(Collected data)
● ● ●
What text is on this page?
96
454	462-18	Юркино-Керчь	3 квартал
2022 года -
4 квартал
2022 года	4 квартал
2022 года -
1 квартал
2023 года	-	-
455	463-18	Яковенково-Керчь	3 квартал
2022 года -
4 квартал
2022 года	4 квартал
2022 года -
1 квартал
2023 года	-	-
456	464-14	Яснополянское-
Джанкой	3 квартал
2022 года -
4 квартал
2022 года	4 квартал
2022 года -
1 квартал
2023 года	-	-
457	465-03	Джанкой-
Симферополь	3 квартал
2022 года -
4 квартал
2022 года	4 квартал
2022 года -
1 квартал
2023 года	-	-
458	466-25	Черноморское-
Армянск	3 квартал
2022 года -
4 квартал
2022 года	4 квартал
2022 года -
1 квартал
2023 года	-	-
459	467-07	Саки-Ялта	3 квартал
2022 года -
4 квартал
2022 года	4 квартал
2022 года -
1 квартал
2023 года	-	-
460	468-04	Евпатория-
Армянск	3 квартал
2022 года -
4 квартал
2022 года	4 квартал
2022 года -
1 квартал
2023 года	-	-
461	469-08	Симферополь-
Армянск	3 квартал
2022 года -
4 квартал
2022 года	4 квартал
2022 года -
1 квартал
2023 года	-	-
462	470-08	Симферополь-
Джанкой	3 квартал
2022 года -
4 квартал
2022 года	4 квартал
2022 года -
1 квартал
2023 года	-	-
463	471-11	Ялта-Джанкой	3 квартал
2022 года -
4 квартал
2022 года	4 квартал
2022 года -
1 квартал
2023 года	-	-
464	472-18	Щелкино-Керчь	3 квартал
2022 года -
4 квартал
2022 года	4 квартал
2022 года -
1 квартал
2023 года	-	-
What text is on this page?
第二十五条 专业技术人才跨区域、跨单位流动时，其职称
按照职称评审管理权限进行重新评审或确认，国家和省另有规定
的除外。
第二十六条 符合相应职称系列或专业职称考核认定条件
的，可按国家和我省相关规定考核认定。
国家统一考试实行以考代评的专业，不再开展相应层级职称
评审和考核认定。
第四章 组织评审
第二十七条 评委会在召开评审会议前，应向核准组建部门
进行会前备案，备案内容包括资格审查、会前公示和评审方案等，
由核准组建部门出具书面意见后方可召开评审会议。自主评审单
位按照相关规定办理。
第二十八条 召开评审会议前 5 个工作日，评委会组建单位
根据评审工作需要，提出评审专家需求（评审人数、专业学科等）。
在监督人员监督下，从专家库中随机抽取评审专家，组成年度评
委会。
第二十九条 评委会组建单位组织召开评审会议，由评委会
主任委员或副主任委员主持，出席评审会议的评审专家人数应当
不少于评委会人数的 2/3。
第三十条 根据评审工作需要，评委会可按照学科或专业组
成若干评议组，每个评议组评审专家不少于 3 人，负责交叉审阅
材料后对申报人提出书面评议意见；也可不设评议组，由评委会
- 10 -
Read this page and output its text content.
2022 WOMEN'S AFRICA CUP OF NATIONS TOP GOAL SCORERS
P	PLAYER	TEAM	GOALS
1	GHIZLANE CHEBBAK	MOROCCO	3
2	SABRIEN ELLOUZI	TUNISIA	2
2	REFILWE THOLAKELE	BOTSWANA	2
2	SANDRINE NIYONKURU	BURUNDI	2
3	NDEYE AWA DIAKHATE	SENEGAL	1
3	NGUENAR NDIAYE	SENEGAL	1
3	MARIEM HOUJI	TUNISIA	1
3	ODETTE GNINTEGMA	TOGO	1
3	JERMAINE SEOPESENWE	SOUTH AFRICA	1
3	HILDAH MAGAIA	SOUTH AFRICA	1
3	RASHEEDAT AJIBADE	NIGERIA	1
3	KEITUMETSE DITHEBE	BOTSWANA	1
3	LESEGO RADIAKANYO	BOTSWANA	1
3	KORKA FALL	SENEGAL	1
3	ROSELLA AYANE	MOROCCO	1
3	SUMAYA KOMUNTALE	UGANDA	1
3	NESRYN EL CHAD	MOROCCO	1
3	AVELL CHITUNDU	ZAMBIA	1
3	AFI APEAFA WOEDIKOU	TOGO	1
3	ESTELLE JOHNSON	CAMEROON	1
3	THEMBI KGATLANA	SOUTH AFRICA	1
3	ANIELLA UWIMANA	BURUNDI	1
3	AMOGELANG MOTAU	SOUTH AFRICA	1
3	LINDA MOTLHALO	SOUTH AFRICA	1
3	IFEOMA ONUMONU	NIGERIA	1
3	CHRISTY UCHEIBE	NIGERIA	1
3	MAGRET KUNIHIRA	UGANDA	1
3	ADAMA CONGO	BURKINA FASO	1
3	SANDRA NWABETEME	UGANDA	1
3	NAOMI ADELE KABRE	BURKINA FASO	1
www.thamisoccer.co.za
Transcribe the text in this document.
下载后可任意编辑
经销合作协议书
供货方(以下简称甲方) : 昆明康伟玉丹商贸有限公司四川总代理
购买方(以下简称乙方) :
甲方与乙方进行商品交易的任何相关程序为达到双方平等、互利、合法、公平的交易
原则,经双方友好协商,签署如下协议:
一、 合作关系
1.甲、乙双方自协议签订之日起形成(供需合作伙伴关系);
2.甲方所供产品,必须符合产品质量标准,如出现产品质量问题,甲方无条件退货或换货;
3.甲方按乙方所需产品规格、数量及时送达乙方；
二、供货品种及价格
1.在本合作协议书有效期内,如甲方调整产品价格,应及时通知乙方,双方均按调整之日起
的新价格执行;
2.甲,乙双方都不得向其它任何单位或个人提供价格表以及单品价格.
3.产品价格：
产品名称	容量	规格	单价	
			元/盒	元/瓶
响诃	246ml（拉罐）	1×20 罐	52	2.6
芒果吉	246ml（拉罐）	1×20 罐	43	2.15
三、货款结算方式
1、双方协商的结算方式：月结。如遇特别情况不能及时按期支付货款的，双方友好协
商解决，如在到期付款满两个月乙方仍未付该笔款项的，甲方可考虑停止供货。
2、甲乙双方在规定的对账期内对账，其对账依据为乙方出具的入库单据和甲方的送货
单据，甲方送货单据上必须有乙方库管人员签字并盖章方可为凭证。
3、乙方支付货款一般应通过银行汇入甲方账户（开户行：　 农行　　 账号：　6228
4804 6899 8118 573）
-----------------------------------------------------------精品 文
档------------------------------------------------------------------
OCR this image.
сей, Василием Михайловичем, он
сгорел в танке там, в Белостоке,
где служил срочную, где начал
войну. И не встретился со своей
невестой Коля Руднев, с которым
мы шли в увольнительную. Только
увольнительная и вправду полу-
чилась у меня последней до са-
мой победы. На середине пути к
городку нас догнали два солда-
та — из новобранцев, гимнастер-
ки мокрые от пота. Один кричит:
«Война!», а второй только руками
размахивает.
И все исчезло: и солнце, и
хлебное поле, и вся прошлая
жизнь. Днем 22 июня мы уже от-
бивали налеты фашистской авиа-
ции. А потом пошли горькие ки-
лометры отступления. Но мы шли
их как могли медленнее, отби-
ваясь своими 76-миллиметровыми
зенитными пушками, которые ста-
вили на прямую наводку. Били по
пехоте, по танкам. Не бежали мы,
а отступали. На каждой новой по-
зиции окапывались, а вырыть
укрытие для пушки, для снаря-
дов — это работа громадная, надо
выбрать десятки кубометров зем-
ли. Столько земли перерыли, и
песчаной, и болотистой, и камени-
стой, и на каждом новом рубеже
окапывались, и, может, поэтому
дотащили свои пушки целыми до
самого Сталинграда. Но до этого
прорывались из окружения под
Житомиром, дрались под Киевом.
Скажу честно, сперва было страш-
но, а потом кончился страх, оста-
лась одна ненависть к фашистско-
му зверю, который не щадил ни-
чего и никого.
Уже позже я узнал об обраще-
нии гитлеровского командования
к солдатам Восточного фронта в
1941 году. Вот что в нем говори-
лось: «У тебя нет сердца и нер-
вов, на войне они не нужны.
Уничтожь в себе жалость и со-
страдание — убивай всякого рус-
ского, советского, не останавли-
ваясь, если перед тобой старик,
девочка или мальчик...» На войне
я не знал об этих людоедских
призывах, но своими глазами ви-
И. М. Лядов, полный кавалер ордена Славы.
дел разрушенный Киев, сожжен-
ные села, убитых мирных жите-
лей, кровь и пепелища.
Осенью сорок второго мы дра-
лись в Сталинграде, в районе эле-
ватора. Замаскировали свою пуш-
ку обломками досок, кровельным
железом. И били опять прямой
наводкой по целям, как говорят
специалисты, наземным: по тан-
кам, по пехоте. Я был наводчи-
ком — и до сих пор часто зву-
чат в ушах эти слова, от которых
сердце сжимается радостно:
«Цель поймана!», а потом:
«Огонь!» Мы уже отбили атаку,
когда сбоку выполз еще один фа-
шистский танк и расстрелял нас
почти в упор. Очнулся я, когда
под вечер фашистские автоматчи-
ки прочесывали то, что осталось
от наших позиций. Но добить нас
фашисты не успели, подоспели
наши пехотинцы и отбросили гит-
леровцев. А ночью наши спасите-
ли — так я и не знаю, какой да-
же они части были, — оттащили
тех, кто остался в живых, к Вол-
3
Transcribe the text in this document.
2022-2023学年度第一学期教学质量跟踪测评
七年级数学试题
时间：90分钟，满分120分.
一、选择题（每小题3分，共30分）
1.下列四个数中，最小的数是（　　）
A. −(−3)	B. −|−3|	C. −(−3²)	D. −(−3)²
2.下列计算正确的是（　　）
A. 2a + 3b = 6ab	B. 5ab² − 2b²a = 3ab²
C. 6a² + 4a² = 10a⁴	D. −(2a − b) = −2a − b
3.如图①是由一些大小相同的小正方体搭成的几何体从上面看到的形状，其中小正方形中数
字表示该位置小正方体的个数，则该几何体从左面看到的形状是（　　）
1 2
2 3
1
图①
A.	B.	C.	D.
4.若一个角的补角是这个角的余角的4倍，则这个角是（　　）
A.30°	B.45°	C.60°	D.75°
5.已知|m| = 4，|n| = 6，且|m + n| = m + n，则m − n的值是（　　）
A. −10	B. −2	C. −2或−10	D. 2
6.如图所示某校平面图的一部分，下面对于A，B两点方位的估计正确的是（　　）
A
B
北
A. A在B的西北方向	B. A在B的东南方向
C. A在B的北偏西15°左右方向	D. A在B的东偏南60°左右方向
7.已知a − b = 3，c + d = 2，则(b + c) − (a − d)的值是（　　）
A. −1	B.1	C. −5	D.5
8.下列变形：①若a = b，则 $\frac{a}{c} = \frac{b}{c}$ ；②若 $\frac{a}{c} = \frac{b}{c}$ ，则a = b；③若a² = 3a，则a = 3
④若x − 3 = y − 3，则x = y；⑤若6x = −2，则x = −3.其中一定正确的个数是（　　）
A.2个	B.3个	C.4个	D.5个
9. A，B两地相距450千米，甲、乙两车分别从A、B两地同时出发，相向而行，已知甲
● ● ●
(GIVEN PROBLEM): Collect the complete line wherever the string "Джанкой" appears in the records.

(WRITTEN REPLY):
Джанкой	3 квартал
457	465-03	Джанкой-
Джанкой	3 квартал
463	471-11	Ялта-Джанкой	3 квартал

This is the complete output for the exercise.